### Work required
Copy each line of the entries beneath that contains the word "actividad".

════

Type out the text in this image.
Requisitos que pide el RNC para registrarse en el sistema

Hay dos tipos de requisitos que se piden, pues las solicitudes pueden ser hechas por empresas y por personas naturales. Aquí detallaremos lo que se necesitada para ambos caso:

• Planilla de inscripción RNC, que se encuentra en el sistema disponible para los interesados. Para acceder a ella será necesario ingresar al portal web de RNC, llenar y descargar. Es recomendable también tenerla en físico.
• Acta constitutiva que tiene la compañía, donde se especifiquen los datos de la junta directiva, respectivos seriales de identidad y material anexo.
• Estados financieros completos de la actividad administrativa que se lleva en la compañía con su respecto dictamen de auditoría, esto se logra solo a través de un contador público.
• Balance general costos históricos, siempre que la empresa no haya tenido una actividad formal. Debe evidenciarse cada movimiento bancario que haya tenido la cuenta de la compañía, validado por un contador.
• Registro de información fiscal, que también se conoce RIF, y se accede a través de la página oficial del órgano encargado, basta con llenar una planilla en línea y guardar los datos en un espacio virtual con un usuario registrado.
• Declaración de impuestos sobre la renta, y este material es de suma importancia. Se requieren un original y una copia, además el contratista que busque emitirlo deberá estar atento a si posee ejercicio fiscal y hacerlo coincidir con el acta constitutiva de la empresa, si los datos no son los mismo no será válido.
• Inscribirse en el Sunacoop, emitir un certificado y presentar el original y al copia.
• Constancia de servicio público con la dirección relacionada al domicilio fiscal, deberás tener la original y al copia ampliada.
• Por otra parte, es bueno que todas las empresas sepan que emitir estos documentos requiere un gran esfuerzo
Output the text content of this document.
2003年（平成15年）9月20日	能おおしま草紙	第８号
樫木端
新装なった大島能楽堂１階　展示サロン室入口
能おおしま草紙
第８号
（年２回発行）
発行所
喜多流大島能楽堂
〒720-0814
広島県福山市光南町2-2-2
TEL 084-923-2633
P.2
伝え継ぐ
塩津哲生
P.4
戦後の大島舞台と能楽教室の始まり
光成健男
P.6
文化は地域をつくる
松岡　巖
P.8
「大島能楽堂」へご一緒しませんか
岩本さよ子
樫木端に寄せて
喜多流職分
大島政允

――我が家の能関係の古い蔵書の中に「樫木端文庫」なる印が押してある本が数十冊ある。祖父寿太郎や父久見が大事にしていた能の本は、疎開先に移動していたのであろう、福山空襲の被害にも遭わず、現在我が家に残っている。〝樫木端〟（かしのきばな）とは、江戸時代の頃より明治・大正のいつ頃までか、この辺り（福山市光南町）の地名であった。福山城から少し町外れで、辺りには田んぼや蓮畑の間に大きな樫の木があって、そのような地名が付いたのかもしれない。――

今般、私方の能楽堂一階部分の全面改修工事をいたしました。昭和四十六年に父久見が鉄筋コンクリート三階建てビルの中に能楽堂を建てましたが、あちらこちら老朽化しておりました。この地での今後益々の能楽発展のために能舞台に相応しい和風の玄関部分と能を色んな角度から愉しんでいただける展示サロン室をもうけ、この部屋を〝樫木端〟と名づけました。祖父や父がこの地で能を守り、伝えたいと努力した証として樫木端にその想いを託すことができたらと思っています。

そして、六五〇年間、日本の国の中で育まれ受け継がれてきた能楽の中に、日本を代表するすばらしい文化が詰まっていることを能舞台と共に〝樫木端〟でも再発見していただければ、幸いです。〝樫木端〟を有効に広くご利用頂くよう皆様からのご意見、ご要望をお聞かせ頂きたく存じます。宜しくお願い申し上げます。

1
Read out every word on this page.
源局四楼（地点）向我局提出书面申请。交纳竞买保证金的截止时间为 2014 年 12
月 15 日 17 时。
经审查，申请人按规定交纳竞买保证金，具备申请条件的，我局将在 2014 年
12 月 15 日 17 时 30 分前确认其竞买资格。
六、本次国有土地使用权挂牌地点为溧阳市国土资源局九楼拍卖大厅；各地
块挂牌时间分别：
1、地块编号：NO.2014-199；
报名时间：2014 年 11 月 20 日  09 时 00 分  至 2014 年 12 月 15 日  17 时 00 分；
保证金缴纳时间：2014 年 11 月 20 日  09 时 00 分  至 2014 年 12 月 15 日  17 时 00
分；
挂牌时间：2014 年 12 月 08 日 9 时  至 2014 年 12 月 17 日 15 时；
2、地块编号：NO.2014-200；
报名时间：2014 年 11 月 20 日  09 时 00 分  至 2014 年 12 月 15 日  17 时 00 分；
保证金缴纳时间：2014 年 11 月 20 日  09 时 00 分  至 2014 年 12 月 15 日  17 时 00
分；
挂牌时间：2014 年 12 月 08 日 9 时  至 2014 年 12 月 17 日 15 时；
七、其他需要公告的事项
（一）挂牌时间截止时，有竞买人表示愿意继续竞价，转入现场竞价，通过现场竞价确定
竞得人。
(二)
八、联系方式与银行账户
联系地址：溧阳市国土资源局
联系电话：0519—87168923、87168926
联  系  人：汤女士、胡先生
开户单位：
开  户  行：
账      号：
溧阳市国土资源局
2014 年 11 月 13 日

════

### Result of this task
• Estados financieros completos de la actividad administrativa que se lleva en la compañía con su respecto dictamen de auditoría, esto se logra solo a través de un contador público.
• Balance general costos históricos, siempre que la empresa no haya tenido una actividad formal. Debe evidenciarse cada movimiento bancario que haya tenido la cuenta de la compañía, validado por un contador.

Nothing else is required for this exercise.